# [Raw data]

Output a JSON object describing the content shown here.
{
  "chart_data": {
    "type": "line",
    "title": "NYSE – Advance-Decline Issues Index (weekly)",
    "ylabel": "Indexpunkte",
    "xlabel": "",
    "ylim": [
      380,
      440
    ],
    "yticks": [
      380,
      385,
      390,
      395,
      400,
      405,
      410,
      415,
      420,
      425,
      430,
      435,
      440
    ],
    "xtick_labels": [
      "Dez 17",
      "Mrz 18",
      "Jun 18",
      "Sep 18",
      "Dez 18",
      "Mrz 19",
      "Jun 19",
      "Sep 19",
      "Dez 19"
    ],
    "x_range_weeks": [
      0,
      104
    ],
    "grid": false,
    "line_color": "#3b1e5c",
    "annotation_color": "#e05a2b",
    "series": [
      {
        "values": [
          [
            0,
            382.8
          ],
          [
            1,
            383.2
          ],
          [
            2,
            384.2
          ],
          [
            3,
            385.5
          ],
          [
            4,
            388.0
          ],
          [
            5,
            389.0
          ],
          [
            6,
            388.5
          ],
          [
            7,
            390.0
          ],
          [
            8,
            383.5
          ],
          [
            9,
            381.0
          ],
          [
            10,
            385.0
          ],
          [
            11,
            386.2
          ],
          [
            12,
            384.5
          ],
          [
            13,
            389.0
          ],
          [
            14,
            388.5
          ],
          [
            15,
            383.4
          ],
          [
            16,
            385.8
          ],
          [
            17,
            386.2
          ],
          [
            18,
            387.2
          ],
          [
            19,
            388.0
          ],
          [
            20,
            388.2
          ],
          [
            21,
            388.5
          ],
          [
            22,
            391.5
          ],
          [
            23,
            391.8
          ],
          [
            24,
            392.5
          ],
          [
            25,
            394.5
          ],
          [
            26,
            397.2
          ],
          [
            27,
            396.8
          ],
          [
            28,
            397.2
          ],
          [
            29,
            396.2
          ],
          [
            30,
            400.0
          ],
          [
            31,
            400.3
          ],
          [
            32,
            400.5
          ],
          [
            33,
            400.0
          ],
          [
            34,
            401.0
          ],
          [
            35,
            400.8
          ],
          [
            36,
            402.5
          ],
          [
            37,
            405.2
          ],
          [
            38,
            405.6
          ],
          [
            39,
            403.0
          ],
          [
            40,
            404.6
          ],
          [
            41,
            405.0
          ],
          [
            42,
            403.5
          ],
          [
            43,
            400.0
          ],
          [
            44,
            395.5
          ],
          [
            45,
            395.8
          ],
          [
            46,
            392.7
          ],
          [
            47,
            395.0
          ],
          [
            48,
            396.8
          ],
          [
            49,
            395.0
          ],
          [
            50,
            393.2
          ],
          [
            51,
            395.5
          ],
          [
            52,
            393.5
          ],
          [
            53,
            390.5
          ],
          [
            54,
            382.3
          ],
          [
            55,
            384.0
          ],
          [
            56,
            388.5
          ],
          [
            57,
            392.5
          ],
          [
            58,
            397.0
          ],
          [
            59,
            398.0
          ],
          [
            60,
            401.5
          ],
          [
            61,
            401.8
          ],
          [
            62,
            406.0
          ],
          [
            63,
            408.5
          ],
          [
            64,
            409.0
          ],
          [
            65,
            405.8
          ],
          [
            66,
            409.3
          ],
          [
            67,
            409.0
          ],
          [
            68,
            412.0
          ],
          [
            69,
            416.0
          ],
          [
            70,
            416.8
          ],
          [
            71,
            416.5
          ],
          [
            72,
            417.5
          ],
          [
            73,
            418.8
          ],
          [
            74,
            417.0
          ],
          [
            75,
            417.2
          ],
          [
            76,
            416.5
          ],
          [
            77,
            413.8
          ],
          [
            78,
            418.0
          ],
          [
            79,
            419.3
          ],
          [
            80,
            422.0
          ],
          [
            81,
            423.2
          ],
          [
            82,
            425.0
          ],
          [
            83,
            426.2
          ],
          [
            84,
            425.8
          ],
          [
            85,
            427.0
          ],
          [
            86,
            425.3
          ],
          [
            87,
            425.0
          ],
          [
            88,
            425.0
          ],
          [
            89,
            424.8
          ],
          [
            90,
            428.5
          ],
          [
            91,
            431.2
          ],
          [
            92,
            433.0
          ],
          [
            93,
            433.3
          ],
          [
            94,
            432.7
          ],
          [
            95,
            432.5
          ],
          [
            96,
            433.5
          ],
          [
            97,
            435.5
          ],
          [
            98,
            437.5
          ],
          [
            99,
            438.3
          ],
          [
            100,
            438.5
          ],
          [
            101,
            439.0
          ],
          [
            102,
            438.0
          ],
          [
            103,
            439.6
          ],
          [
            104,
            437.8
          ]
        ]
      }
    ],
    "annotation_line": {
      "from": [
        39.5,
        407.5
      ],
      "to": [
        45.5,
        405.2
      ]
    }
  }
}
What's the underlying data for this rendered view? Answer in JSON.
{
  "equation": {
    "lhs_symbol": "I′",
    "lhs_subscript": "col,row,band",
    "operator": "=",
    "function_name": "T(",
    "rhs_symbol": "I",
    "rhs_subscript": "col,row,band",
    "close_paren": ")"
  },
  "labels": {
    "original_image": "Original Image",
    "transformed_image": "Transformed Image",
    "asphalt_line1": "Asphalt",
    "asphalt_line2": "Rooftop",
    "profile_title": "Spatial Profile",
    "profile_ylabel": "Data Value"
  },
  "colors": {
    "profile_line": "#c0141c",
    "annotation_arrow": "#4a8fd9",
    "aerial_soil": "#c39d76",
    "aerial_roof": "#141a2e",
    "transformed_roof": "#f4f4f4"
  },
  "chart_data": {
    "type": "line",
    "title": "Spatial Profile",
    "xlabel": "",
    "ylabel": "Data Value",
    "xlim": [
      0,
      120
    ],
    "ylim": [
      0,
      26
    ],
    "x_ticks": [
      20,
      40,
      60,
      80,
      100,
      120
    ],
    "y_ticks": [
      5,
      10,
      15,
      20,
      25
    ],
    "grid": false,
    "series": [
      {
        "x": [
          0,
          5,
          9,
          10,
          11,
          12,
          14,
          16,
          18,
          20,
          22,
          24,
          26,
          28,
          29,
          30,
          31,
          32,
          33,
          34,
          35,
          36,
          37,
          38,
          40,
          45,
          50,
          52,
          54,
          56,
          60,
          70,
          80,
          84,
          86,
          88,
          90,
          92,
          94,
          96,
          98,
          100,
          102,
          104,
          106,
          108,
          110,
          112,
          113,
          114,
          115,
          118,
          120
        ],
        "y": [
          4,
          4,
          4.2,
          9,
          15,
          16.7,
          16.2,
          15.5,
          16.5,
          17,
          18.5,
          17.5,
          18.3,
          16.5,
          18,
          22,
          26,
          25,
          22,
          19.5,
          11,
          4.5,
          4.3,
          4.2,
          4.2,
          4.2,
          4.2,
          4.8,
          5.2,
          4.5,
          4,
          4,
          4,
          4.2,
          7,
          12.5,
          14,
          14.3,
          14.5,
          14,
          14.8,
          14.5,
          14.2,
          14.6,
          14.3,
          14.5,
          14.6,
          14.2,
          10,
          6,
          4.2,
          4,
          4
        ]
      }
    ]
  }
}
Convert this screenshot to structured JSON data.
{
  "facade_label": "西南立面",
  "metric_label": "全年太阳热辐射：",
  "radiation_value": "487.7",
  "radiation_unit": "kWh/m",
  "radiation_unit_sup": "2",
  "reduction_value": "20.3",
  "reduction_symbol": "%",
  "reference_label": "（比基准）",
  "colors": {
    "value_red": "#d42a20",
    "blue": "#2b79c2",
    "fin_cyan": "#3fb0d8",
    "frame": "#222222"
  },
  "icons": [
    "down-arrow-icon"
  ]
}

# [Exercise requirements]
Extract the complete listing above, reproducing each line exactly.

# [Correct response]
Output a JSON object describing the content shown here.
{
  "chart_data": {
    "type": "line",
    "title": "NYSE – Advance-Decline Issues Index (weekly)",
    "ylabel": "Indexpunkte",
    "xlabel": "",
    "ylim": [
      380,
      440
    ],
    "yticks": [
      380,
      385,
      390,
      395,
      400,
      405,
      410,
      415,
      420,
      425,
      430,
      435,
      440
    ],
    "xtick_labels": [
      "Dez 17",
      "Mrz 18",
      "Jun 18",
      "Sep 18",
      "Dez 18",
      "Mrz 19",
      "Jun 19",
      "Sep 19",
      "Dez 19"
    ],
    "x_range_weeks": [
      0,
      104
    ],
    "grid": false,
    "line_color": "#3b1e5c",
    "annotation_color": "#e05a2b",
    "series": [
      {
        "values": [
          [
            0,
            382.8
          ],
          [
            1,
            383.2
          ],
          [
            2,
            384.2
          ],
          [
            3,
            385.5
          ],
          [
            4,
            388.0
          ],
          [
            5,
            389.0
          ],
          [
            6,
            388.5
          ],
          [
            7,
            390.0
          ],
          [
            8,
            383.5
          ],
          [
            9,
            381.0
          ],
          [
            10,
            385.0
          ],
          [
            11,
            386.2
          ],
          [
            12,
            384.5
          ],
          [
            13,
            389.0
          ],
          [
            14,
            388.5
          ],
          [
            15,
            383.4
          ],
          [
            16,
            385.8
          ],
          [
            17,
            386.2
          ],
          [
            18,
            387.2
          ],
          [
            19,
            388.0
          ],
          [
            20,
            388.2
          ],
          [
            21,
            388.5
          ],
          [
            22,
            391.5
          ],
          [
            23,
            391.8
          ],
          [
            24,
            392.5
          ],
          [
            25,
            394.5
          ],
          [
            26,
            397.2
          ],
          [
            27,
            396.8
          ],
          [
            28,
            397.2
          ],
          [
            29,
            396.2
          ],
          [
            30,
            400.0
          ],
          [
            31,
            400.3
          ],
          [
            32,
            400.5
          ],
          [
            33,
            400.0
          ],
          [
            34,
            401.0
          ],
          [
            35,
            400.8
          ],
          [
            36,
            402.5
          ],
          [
            37,
            405.2
          ],
          [
            38,
            405.6
          ],
          [
            39,
            403.0
          ],
          [
            40,
            404.6
          ],
          [
            41,
            405.0
          ],
          [
            42,
            403.5
          ],
          [
            43,
            400.0
          ],
          [
            44,
            395.5
          ],
          [
            45,
            395.8
          ],
          [
            46,
            392.7
          ],
          [
            47,
            395.0
          ],
          [
            48,
            396.8
          ],
          [
            49,
            395.0
          ],
          [
            50,
            393.2
          ],
          [
            51,
            395.5
          ],
          [
            52,
            393.5
          ],
          [
            53,
            390.5
          ],
          [
            54,
            382.3
          ],
          [
            55,
            384.0
          ],
          [
            56,
            388.5
          ],
          [
            57,
            392.5
          ],
          [
            58,
            397.0
          ],
          [
            59,
            398.0
          ],
          [
            60,
            401.5
          ],
          [
            61,
            401.8
          ],
          [
            62,
            406.0
          ],
          [
            63,
            408.5
          ],
          [
            64,
            409.0
          ],
          [
            65,
            405.8
          ],
          [
            66,
            409.3
          ],
          [
            67,
            409.0
          ],
          [
            68,
            412.0
          ],
          [
            69,
            416.0
          ],
          [
            70,
            416.8
          ],
          [
            71,
            416.5
          ],
          [
            72,
            417.5
          ],
          [
            73,
            418.8
          ],
          [
            74,
            417.0
          ],
          [
            75,
            417.2
          ],
          [
            76,
            416.5
          ],
          [
            77,
            413.8
          ],
          [
            78,
            418.0
          ],
          [
            79,
            419.3
          ],
          [
            80,
            422.0
          ],
          [
            81,
            423.2
          ],
          [
            82,
            425.0
          ],
          [
            83,
            426.2
          ],
          [
            84,
            425.8
          ],
          [
            85,
            427.0
          ],
          [
            86,
            425.3
          ],
          [
            87,
            425.0
          ],
          [
            88,
            425.0
          ],
          [
            89,
            424.8
          ],
          [
            90,
            428.5
          ],
          [
            91,
            431.2
          ],
          [
            92,
            433.0
          ],
          [
            93,
            433.3
          ],
          [
            94,
            432.7
          ],
          [
            95,
            432.5
          ],
          [
            96,
            433.5
          ],
          [
            97,
            435.5
          ],
          [
            98,
            437.5
          ],
          [
            99,
            438.3
          ],
          [
            100,
            438.5
          ],
          [
            101,
            439.0
          ],
          [
            102,
            438.0
          ],
          [
            103,
            439.6
          ],
          [
            104,
            437.8
          ]
        ]
      }
    ],
    "annotation_line": {
      "from": [
        39.5,
        407.5
      ],
      "to": [
        45.5,
        405.2
      ]
    }
  }
}
What's the underlying data for this rendered view? Answer in JSON.
{
  "equation": {
    "lhs_symbol": "I′",
    "lhs_subscript": "col,row,band",
    "operator": "=",
    "function_name": "T(",
    "rhs_symbol": "I",
    "rhs_subscript": "col,row,band",
    "close_paren": ")"
  },
  "labels": {
    "original_image": "Original Image",
    "transformed_image": "Transformed Image",
    "asphalt_line1": "Asphalt",
    "asphalt_line2": "Rooftop",
    "profile_title": "Spatial Profile",
    "profile_ylabel": "Data Value"
  },
  "colors": {
    "profile_line": "#c0141c",
    "annotation_arrow": "#4a8fd9",
    "aerial_soil": "#c39d76",
    "aerial_roof": "#141a2e",
    "transformed_roof": "#f4f4f4"
  },
  "chart_data": {
    "type": "line",
    "title": "Spatial Profile",
    "xlabel": "",
    "ylabel": "Data Value",
    "xlim": [
      0,
      120
    ],
    "ylim": [
      0,
      26
    ],
    "x_ticks": [
      20,
      40,
      60,
      80,
      100,
      120
    ],
    "y_ticks": [
      5,
      10,
      15,
      20,
      25
    ],
    "grid": false,
    "series": [
      {
        "x": [
          0,
          5,
          9,
          10,
          11,
          12,
          14,
          16,
          18,
          20,
          22,
          24,
          26,
          28,
          29,
          30,
          31,
          32,
          33,
          34,
          35,
          36,
          37,
          38,
          40,
          45,
          50,
          52,
          54,
          56,
          60,
          70,
          80,
          84,
          86,
          88,
          90,
          92,
          94,
          96,
          98,
          100,
          102,
          104,
          106,
          108,
          110,
          112,
          113,
          114,
          115,
          118,
          120
        ],
        "y": [
          4,
          4,
          4.2,
          9,
          15,
          16.7,
          16.2,
          15.5,
          16.5,
          17,
          18.5,
          17.5,
          18.3,
          16.5,
          18,
          22,
          26,
          25,
          22,
          19.5,
          11,
          4.5,
          4.3,
          4.2,
          4.2,
          4.2,
          4.2,
          4.8,
          5.2,
          4.5,
          4,
          4,
          4,
          4.2,
          7,
          12.5,
          14,
          14.3,
          14.5,
          14,
          14.8,
          14.5,
          14.2,
          14.6,
          14.3,
          14.5,
          14.6,
          14.2,
          10,
          6,
          4.2,
          4,
          4
        ]
      }
    ]
  }
}
Convert this screenshot to structured JSON data.
{
  "facade_label": "西南立面",
  "metric_label": "全年太阳热辐射：",
  "radiation_value": "487.7",
  "radiation_unit": "kWh/m",
  "radiation_unit_sup": "2",
  "reduction_value": "20.3",
  "reduction_symbol": "%",
  "reference_label": "（比基准）",
  "colors": {
    "value_red": "#d42a20",
    "blue": "#2b79c2",
    "fin_cyan": "#3fb0d8",
    "frame": "#222222"
  },
  "icons": [
    "down-arrow-icon"
  ]
}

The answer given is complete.